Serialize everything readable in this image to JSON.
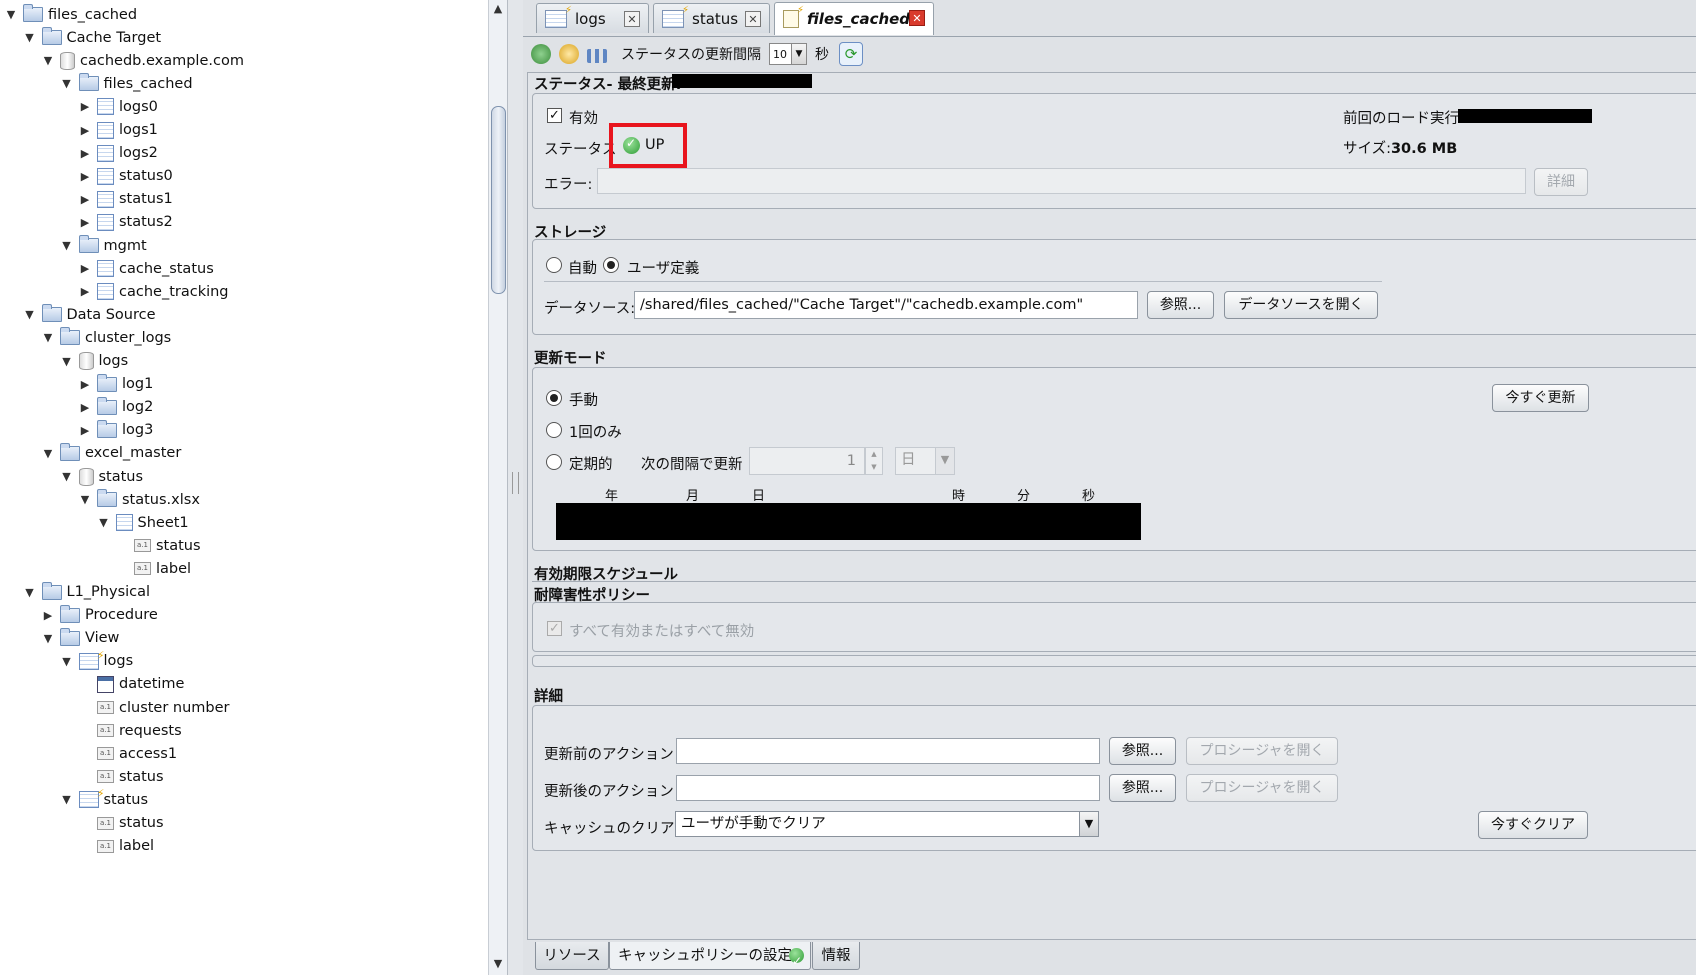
{
  "tree": [
    {
      "label": "files_cached",
      "indent": 0,
      "icon": "folder",
      "expand": "open"
    },
    {
      "label": "Cache Target",
      "indent": 1,
      "icon": "folder",
      "expand": "open"
    },
    {
      "label": "cachedb.example.com",
      "indent": 2,
      "icon": "db",
      "expand": "open"
    },
    {
      "label": "files_cached",
      "indent": 3,
      "icon": "folder",
      "expand": "open"
    },
    {
      "label": "logs0",
      "indent": 4,
      "icon": "table",
      "expand": "closed"
    },
    {
      "label": "logs1",
      "indent": 4,
      "icon": "table",
      "expand": "closed"
    },
    {
      "label": "logs2",
      "indent": 4,
      "icon": "table",
      "expand": "closed"
    },
    {
      "label": "status0",
      "indent": 4,
      "icon": "table",
      "expand": "closed"
    },
    {
      "label": "status1",
      "indent": 4,
      "icon": "table",
      "expand": "closed"
    },
    {
      "label": "status2",
      "indent": 4,
      "icon": "table",
      "expand": "closed"
    },
    {
      "label": "mgmt",
      "indent": 3,
      "icon": "folder",
      "expand": "open"
    },
    {
      "label": "cache_status",
      "indent": 4,
      "icon": "table",
      "expand": "closed"
    },
    {
      "label": "cache_tracking",
      "indent": 4,
      "icon": "table",
      "expand": "closed"
    },
    {
      "label": "Data Source",
      "indent": 1,
      "icon": "folder",
      "expand": "open"
    },
    {
      "label": "cluster_logs",
      "indent": 2,
      "icon": "folder",
      "expand": "open"
    },
    {
      "label": "logs",
      "indent": 3,
      "icon": "db",
      "expand": "open"
    },
    {
      "label": "log1",
      "indent": 4,
      "icon": "folder",
      "expand": "closed"
    },
    {
      "label": "log2",
      "indent": 4,
      "icon": "folder",
      "expand": "closed"
    },
    {
      "label": "log3",
      "indent": 4,
      "icon": "folder",
      "expand": "closed"
    },
    {
      "label": "excel_master",
      "indent": 2,
      "icon": "folder",
      "expand": "open"
    },
    {
      "label": "status",
      "indent": 3,
      "icon": "db",
      "expand": "open"
    },
    {
      "label": "status.xlsx",
      "indent": 4,
      "icon": "folder",
      "expand": "open"
    },
    {
      "label": "Sheet1",
      "indent": 5,
      "icon": "table",
      "expand": "open"
    },
    {
      "label": "status",
      "indent": 6,
      "icon": "col",
      "expand": "none"
    },
    {
      "label": "label",
      "indent": 6,
      "icon": "col",
      "expand": "none"
    },
    {
      "label": "L1_Physical",
      "indent": 1,
      "icon": "folder",
      "expand": "open"
    },
    {
      "label": "Procedure",
      "indent": 2,
      "icon": "folder",
      "expand": "closed"
    },
    {
      "label": "View",
      "indent": 2,
      "icon": "folder",
      "expand": "open"
    },
    {
      "label": "logs",
      "indent": 3,
      "icon": "view",
      "expand": "open"
    },
    {
      "label": "datetime",
      "indent": 4,
      "icon": "cal",
      "expand": "none"
    },
    {
      "label": "cluster number",
      "indent": 4,
      "icon": "col",
      "expand": "none"
    },
    {
      "label": "requests",
      "indent": 4,
      "icon": "col",
      "expand": "none"
    },
    {
      "label": "access1",
      "indent": 4,
      "icon": "col",
      "expand": "none"
    },
    {
      "label": "status",
      "indent": 4,
      "icon": "col",
      "expand": "none"
    },
    {
      "label": "status",
      "indent": 3,
      "icon": "view",
      "expand": "open"
    },
    {
      "label": "status",
      "indent": 4,
      "icon": "col",
      "expand": "none"
    },
    {
      "label": "label",
      "indent": 4,
      "icon": "col",
      "expand": "none"
    }
  ],
  "tabs": {
    "logs": "logs",
    "status": "status",
    "files_cached": "files_cached",
    "close": "✕"
  },
  "toolbar": {
    "interval_label": "ステータスの更新間隔",
    "interval_value": "10",
    "seconds": "秒"
  },
  "status_section": {
    "title": "ステータス- 最終更新:",
    "enabled": "有効",
    "status_label": "ステータス",
    "status_value": "UP",
    "last_load": "前回のロード実行:",
    "size_label": "サイズ:",
    "size_value": "30.6 MB",
    "error_label": "エラー:",
    "detail_button": "詳細"
  },
  "storage": {
    "title": "ストレージ",
    "auto": "自動",
    "user_defined": "ユーザ定義",
    "datasource_label": "データソース:",
    "datasource_value": "/shared/files_cached/\"Cache Target\"/\"cachedb.example.com\"",
    "browse": "参照...",
    "open_datasource": "データソースを開く"
  },
  "refresh_mode": {
    "title": "更新モード",
    "manual": "手動",
    "once": "1回のみ",
    "periodic": "定期的",
    "interval_label": "次の間隔で更新",
    "interval_value": "1",
    "unit": "日",
    "refresh_now": "今すぐ更新",
    "date_year": "年",
    "date_month": "月",
    "date_day": "日",
    "time_hour": "時",
    "time_min": "分",
    "time_sec": "秒"
  },
  "expiry": {
    "title": "有効期限スケジュール"
  },
  "fault": {
    "title": "耐障害性ポリシー",
    "all_toggle": "すべて有効またはすべて無効"
  },
  "details": {
    "title": "詳細",
    "pre_action": "更新前のアクション",
    "post_action": "更新後のアクション",
    "browse": "参照...",
    "open_procedure": "プロシージャを開く",
    "clear_label": "キャッシュのクリア",
    "clear_value": "ユーザが手動でクリア",
    "clear_now": "今すぐクリア"
  },
  "bottom_tabs": {
    "resource": "リソース",
    "cache_policy": "キャッシュポリシーの設定",
    "info": "情報"
  },
  "colors": {
    "highlight": "#e8141d",
    "status_up": "#2e9c35"
  }
}
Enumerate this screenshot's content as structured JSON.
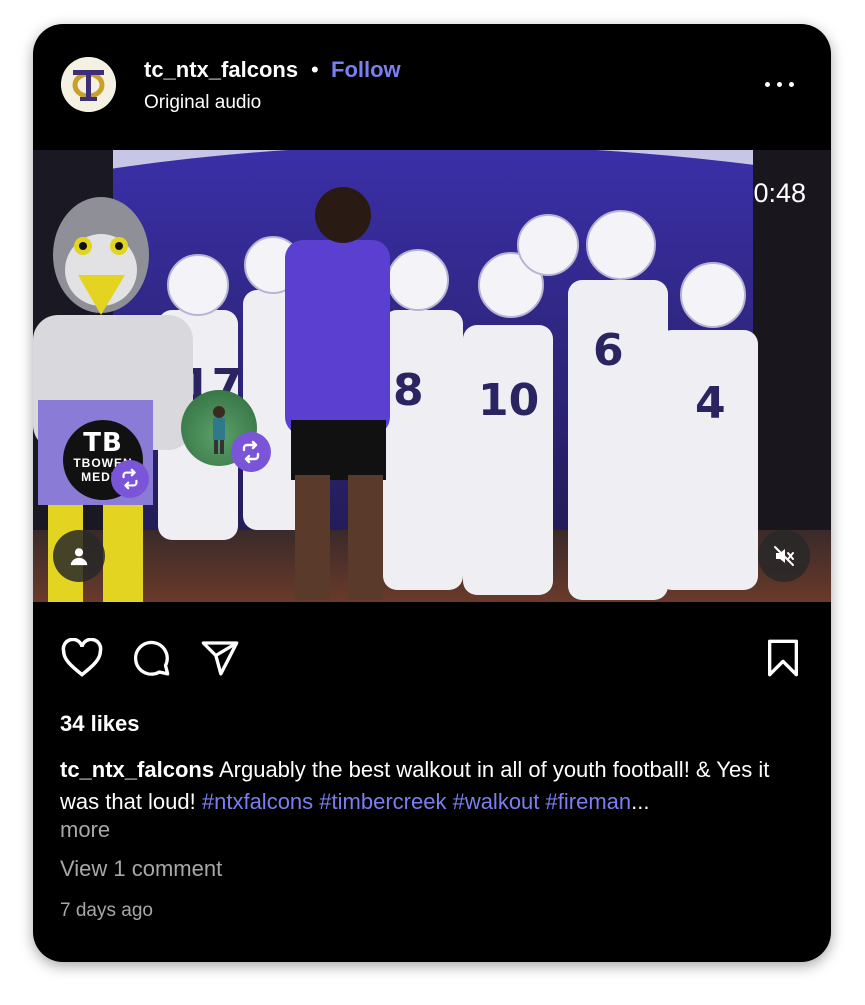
{
  "post": {
    "username": "tc_ntx_falcons",
    "separator": "•",
    "follow_label": "Follow",
    "audio": "Original audio",
    "avatar_letters": "TC",
    "avatar_icon": "tc-monogram-logo",
    "more_icon": "more-horizontal-icon"
  },
  "media": {
    "duration": "0:48",
    "watermark_line1": "TB",
    "watermark_line2": "TBOWEN",
    "watermark_line3": "MEDIA",
    "tagged_icon": "user-tag-icon",
    "mute_icon": "speaker-muted-icon",
    "repost_icon": "repost-icon"
  },
  "actions": {
    "like_icon": "heart-icon",
    "comment_icon": "comment-bubble-icon",
    "share_icon": "paper-plane-icon",
    "save_icon": "bookmark-icon"
  },
  "likes": "34 likes",
  "caption": {
    "username": "tc_ntx_falcons",
    "text": "Arguably the best walkout in all of youth football! & Yes it was that loud!",
    "hashtags": [
      "#ntxfalcons",
      "#timbercreek",
      "#walkout",
      "#fireman"
    ],
    "ellipsis": "...",
    "more": "more"
  },
  "view_comments": "View 1 comment",
  "time_ago": "7 days ago",
  "colors": {
    "background": "#000000",
    "accent": "#7a7ff0",
    "muted_text": "#a8a8a8",
    "repost_badge": "#7a55d8"
  }
}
# # #
▶ **TASK OBJECTIVE**
Give the count of lines in the listing that hold the word "this", with no other text.

▶ **REPLY**
2